■ Directive:
Report every line below that holds the word "header".

(Dataset excerpts)
★ ★ ★
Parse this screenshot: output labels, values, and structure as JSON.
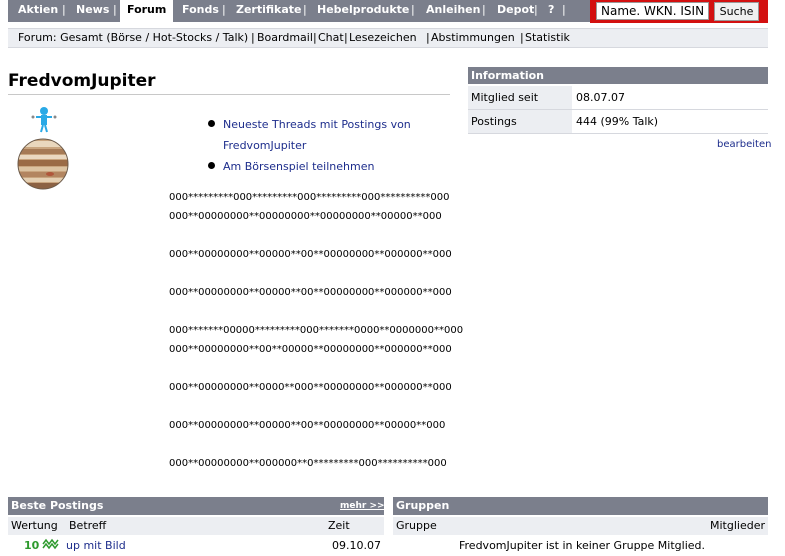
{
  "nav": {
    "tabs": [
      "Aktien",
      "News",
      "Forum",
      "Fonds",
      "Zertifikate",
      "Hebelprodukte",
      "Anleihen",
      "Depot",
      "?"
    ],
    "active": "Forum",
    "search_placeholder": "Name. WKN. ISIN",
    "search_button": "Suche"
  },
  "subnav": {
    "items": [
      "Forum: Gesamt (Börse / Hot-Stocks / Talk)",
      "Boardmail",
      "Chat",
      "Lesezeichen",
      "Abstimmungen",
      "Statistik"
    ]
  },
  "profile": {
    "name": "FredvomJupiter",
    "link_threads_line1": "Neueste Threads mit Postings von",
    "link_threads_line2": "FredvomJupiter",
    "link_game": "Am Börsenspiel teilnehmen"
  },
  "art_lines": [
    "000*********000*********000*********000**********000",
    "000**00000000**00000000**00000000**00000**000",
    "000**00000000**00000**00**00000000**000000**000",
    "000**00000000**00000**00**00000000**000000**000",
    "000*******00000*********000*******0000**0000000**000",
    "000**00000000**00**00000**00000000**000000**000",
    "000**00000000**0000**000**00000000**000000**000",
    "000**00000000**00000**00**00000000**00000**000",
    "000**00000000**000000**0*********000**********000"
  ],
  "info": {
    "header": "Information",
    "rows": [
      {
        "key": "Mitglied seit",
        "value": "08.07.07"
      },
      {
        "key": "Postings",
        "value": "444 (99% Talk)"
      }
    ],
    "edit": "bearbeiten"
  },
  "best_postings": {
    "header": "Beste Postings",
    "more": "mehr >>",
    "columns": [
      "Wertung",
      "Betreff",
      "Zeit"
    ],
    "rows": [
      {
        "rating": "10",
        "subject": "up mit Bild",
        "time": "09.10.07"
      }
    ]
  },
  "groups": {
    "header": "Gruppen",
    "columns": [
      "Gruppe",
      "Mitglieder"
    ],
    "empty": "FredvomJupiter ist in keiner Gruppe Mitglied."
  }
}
★ ★ ★
■ In response:
    "header": "Information",
    "header": "Beste Postings",
    "header": "Gruppen",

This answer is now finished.